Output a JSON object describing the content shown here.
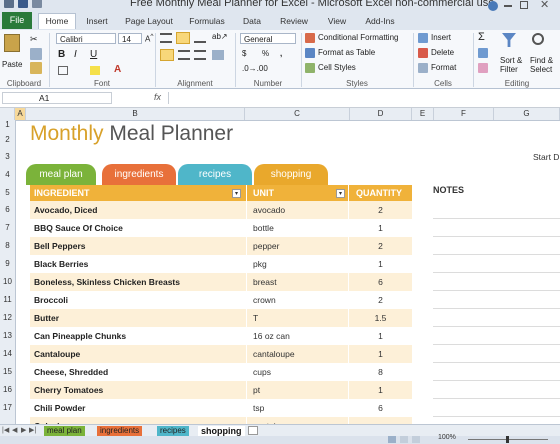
{
  "window": {
    "title": "Free Monthly Meal Planner for Excel - Microsoft Excel non-commercial use"
  },
  "ribbon": {
    "tabs": [
      "File",
      "Home",
      "Insert",
      "Page Layout",
      "Formulas",
      "Data",
      "Review",
      "View",
      "Add-Ins"
    ],
    "active_tab": "Home",
    "clipboard": {
      "paste": "Paste",
      "label": "Clipboard"
    },
    "font": {
      "name": "Calibri",
      "size": "14",
      "label": "Font"
    },
    "alignment": {
      "label": "Alignment"
    },
    "number": {
      "format": "General",
      "currency": "$",
      "percent": "%",
      "comma": ",",
      "label": "Number"
    },
    "styles": {
      "conditional": "Conditional Formatting",
      "table": "Format as Table",
      "cell": "Cell Styles",
      "label": "Styles"
    },
    "cells": {
      "insert": "Insert",
      "delete": "Delete",
      "format": "Format",
      "label": "Cells"
    },
    "editing": {
      "sigma": "Σ",
      "sort": "Sort &",
      "filter": "Filter",
      "find": "Find &",
      "select": "Select",
      "label": "Editing"
    }
  },
  "formula_bar": {
    "name_box": "A1",
    "fx": "fx",
    "value": ""
  },
  "columns": [
    "A",
    "B",
    "C",
    "D",
    "E",
    "F",
    "G"
  ],
  "rows": [
    "1",
    "2",
    "3",
    "4",
    "5",
    "6",
    "7",
    "8",
    "9",
    "10",
    "11",
    "12",
    "13",
    "14",
    "15",
    "16",
    "17"
  ],
  "planner": {
    "title_accent": "Monthly",
    "title_rest": "Meal Planner",
    "start_label": "Start D",
    "tabs": [
      {
        "label": "meal plan",
        "color": "#7bb33a"
      },
      {
        "label": "ingredients",
        "color": "#e8703a"
      },
      {
        "label": "recipes",
        "color": "#4fb6c9"
      },
      {
        "label": "shopping",
        "color": "#e9a82c"
      }
    ],
    "headers": {
      "ingredient": "INGREDIENT",
      "unit": "UNIT",
      "quantity": "QUANTITY"
    },
    "notes_label": "NOTES",
    "items": [
      {
        "ingredient": "Avocado, Diced",
        "unit": "avocado",
        "qty": "2"
      },
      {
        "ingredient": "BBQ Sauce Of Choice",
        "unit": "bottle",
        "qty": "1"
      },
      {
        "ingredient": "Bell Peppers",
        "unit": "pepper",
        "qty": "2"
      },
      {
        "ingredient": "Black Berries",
        "unit": "pkg",
        "qty": "1"
      },
      {
        "ingredient": "Boneless, Skinless Chicken Breasts",
        "unit": "breast",
        "qty": "6"
      },
      {
        "ingredient": "Broccoli",
        "unit": "crown",
        "qty": "2"
      },
      {
        "ingredient": "Butter",
        "unit": "T",
        "qty": "1.5"
      },
      {
        "ingredient": "Can Pineapple Chunks",
        "unit": "16 oz can",
        "qty": "1"
      },
      {
        "ingredient": "Cantaloupe",
        "unit": "cantaloupe",
        "qty": "1"
      },
      {
        "ingredient": "Cheese, Shredded",
        "unit": "cups",
        "qty": "8"
      },
      {
        "ingredient": "Cherry Tomatoes",
        "unit": "pt",
        "qty": "1"
      },
      {
        "ingredient": "Chili Powder",
        "unit": "tsp",
        "qty": "6"
      },
      {
        "ingredient": "Coleslaw",
        "unit": "container",
        "qty": ""
      }
    ]
  },
  "sheet_tabs": [
    {
      "label": "meal plan",
      "color": "#7bb33a"
    },
    {
      "label": "ingredients",
      "color": "#e8703a"
    },
    {
      "label": "recipes",
      "color": "#4fb6c9"
    },
    {
      "label": "shopping",
      "color": "#ffffff"
    }
  ],
  "active_sheet": "shopping",
  "status": {
    "zoom": "100%"
  },
  "colors": {
    "accent": "#f0b23a",
    "row_light": "#fdf0d8",
    "row_white": "#ffffff"
  }
}
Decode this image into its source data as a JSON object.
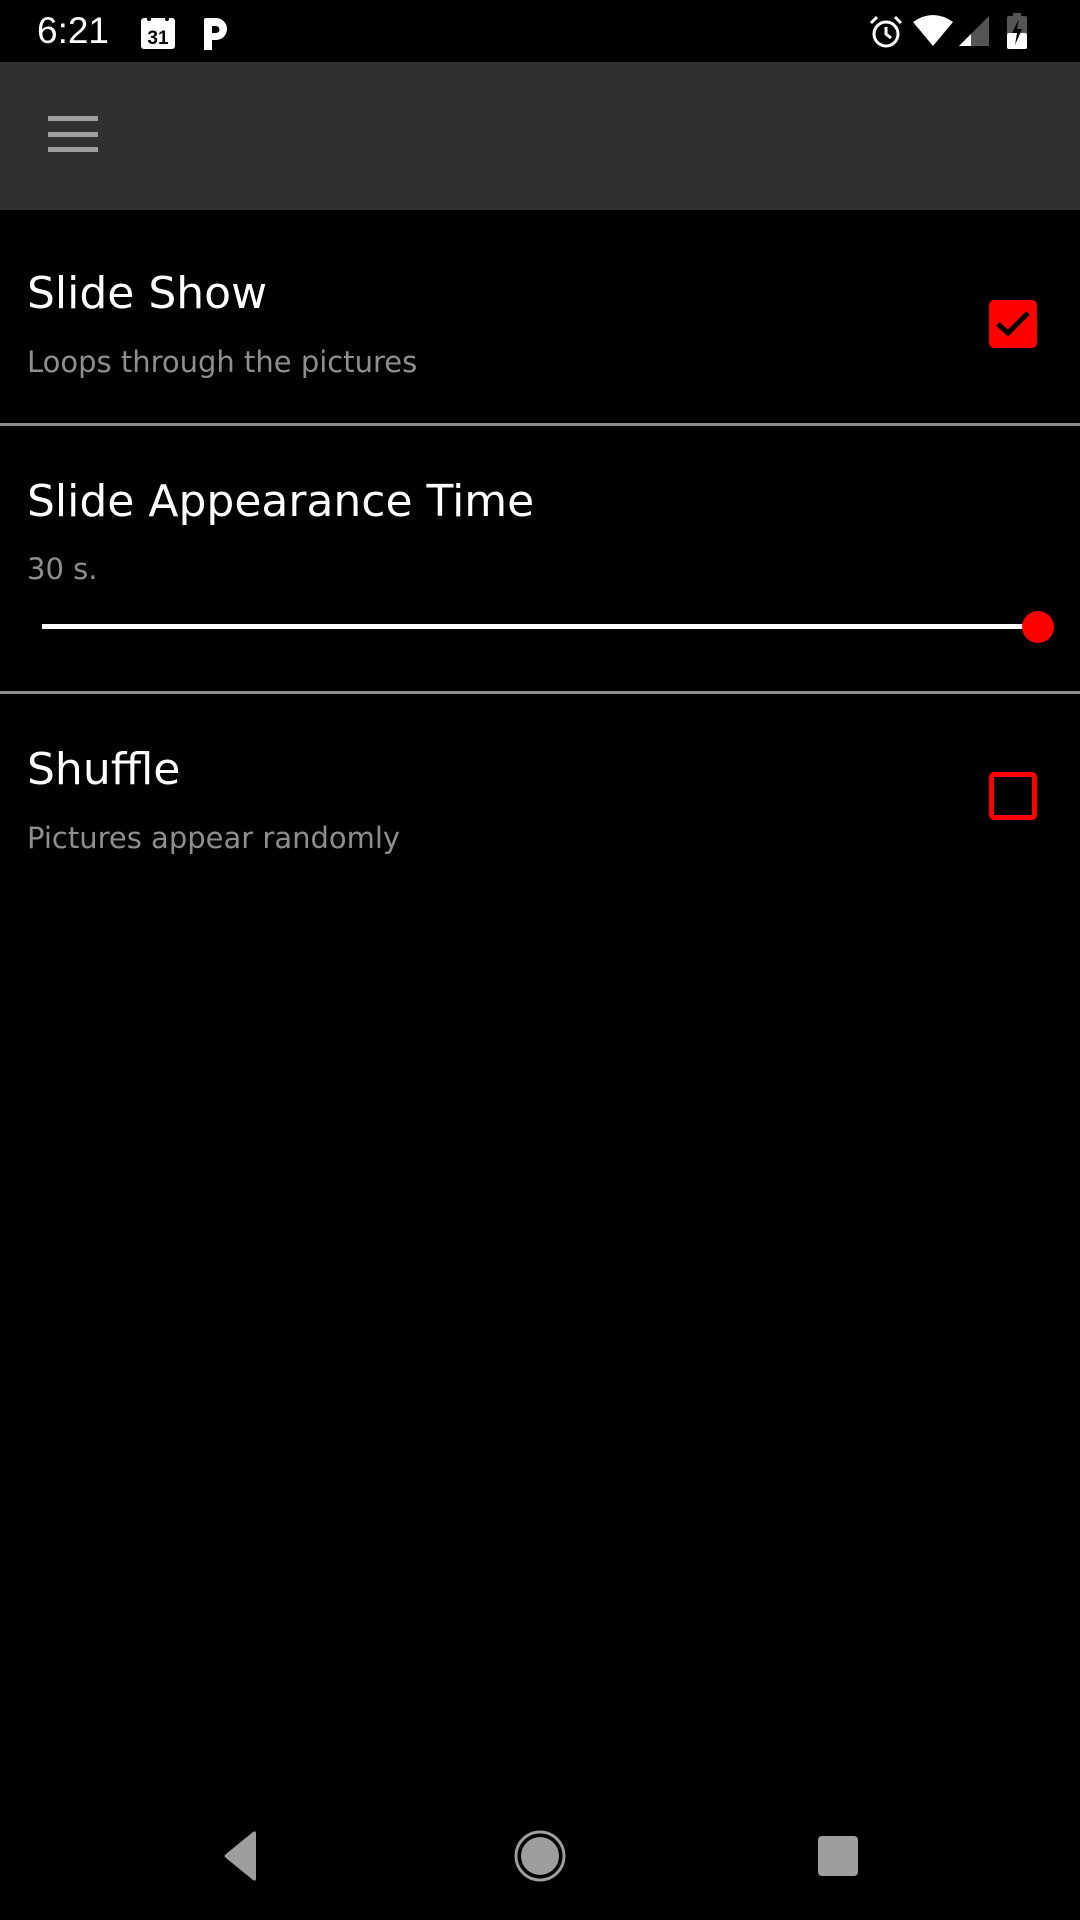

• _What needs to be done_
Each line above that holds the string "JSON" should be copied and shown.

• _Correct answer_
Output a JSON object describing the content shown here.
Decode this image into its source data as a JSON object.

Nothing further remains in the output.